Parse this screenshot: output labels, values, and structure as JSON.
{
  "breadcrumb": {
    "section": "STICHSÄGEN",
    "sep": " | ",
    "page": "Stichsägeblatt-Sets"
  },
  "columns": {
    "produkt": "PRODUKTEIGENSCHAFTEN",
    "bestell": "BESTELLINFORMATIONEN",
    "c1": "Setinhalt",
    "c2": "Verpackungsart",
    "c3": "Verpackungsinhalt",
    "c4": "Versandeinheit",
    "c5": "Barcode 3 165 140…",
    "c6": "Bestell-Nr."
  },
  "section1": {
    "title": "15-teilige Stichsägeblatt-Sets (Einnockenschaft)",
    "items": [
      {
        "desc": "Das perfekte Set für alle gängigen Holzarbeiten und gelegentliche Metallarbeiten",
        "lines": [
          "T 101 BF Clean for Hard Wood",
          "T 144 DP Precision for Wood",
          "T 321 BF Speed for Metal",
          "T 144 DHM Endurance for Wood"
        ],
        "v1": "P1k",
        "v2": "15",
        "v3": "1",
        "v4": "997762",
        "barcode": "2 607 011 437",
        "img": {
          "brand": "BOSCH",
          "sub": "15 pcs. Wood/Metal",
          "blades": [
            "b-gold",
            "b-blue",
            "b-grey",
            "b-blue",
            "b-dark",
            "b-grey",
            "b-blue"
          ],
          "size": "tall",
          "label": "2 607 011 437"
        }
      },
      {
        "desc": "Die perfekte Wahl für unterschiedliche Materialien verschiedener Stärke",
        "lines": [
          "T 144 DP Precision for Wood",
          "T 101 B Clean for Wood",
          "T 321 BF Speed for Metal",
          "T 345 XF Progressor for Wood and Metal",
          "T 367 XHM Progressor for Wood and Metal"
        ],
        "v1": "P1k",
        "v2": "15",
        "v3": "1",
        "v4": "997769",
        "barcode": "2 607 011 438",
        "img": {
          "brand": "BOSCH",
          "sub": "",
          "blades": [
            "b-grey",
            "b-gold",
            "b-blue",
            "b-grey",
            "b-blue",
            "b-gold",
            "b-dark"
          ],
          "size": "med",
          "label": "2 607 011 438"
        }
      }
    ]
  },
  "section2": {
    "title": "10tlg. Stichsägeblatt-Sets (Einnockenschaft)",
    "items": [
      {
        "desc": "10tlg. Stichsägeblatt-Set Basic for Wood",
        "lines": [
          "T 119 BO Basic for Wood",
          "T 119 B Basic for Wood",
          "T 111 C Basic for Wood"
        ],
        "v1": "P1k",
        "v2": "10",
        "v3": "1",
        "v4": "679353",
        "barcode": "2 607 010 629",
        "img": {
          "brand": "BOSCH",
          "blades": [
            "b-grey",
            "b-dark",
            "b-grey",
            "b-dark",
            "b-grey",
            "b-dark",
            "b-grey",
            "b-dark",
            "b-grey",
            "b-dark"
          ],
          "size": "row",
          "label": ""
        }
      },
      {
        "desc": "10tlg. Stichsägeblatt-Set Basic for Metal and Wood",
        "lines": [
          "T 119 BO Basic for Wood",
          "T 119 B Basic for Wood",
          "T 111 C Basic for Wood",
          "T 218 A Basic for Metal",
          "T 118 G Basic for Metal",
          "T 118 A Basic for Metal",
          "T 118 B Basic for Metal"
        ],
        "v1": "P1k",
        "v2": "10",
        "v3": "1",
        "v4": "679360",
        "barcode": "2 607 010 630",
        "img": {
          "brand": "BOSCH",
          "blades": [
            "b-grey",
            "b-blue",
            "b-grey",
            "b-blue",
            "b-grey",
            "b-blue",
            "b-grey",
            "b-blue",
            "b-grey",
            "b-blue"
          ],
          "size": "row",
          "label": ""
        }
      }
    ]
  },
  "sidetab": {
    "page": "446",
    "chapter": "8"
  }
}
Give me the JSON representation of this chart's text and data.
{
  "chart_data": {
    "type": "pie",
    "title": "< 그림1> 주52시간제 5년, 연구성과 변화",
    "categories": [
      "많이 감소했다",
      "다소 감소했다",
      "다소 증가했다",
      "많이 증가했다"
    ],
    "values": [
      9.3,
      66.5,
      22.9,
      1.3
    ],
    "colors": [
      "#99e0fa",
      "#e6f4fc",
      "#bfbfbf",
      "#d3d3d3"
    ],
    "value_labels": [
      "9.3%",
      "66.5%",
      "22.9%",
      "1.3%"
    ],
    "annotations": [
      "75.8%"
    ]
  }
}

- - - - -

REQUEST: Reply with one number: the count of lines in the entries that include the word "this".

THE REPLY: 2